Start of THE INPUT

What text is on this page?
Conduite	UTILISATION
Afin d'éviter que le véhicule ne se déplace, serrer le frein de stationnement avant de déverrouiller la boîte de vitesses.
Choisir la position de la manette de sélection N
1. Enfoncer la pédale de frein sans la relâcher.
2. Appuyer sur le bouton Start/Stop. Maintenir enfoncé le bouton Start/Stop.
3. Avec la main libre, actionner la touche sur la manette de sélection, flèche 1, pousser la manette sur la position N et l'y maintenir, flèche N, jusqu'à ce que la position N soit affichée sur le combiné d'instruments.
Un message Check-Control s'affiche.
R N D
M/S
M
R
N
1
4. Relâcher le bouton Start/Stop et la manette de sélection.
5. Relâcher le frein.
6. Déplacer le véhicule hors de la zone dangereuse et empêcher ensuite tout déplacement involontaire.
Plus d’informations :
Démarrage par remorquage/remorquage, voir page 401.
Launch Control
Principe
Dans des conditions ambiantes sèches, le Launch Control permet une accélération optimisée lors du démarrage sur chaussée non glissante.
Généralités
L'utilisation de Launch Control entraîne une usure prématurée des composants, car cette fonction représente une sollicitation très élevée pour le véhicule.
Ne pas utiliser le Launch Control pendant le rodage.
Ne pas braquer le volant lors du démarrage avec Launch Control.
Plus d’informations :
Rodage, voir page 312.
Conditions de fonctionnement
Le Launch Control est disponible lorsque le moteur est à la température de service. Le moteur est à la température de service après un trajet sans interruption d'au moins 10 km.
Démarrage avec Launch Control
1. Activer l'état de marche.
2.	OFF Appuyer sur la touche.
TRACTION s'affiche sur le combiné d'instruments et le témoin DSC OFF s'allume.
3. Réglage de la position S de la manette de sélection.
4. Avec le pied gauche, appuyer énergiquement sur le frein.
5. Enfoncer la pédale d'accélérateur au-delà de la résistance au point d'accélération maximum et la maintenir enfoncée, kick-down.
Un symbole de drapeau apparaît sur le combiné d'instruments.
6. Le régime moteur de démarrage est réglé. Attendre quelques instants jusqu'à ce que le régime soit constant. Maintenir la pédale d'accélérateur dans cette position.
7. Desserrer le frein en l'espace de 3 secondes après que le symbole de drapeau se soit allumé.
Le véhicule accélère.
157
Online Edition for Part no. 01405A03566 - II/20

End of THE INPUT

> THE EXERCISE
Your answer should be only a number: how many lines of the data above contain the string "Control"?

> FINAL ANSWER
8